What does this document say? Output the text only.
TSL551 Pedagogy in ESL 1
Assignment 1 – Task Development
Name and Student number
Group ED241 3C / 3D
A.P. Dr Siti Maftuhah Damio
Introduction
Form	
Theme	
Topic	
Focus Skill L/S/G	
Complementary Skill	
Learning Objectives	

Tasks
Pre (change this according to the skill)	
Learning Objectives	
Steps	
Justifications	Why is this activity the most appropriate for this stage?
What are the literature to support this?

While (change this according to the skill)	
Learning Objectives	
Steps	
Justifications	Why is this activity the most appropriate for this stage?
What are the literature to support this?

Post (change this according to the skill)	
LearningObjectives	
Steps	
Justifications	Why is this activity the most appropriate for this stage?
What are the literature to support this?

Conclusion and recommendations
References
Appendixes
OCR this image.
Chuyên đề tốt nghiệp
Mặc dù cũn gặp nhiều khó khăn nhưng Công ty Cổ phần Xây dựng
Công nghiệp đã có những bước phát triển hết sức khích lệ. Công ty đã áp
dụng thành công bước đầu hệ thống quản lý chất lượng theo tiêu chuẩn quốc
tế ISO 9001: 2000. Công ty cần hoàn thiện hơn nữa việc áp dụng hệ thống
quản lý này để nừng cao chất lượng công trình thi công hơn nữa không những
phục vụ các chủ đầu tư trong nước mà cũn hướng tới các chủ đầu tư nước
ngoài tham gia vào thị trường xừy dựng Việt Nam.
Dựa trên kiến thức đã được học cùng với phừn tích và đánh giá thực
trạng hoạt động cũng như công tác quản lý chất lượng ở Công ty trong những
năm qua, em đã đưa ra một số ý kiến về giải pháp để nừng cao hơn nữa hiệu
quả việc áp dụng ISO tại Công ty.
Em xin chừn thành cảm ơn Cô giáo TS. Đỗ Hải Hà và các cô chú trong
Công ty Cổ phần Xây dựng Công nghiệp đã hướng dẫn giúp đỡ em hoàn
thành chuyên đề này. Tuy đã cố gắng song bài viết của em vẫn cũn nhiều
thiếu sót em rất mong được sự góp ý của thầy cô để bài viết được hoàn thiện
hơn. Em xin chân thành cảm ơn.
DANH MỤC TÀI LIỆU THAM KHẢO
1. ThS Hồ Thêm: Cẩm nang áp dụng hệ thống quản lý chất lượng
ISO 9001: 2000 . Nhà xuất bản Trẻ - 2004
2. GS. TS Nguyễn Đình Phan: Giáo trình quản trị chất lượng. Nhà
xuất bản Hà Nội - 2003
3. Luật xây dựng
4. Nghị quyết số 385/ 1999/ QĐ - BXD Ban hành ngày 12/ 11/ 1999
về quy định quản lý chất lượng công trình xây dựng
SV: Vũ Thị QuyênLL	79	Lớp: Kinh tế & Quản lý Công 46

*What to work on:* In the listing above, find the lines holding the word "nừng" and copy them.

*Result of the exercise:*
quản lý này để nừng cao chất lượng công trình thi công hơn nữa không những
năm qua, em đã đưa ra một số ý kiến về giải pháp để nừng cao hơn nữa hiệu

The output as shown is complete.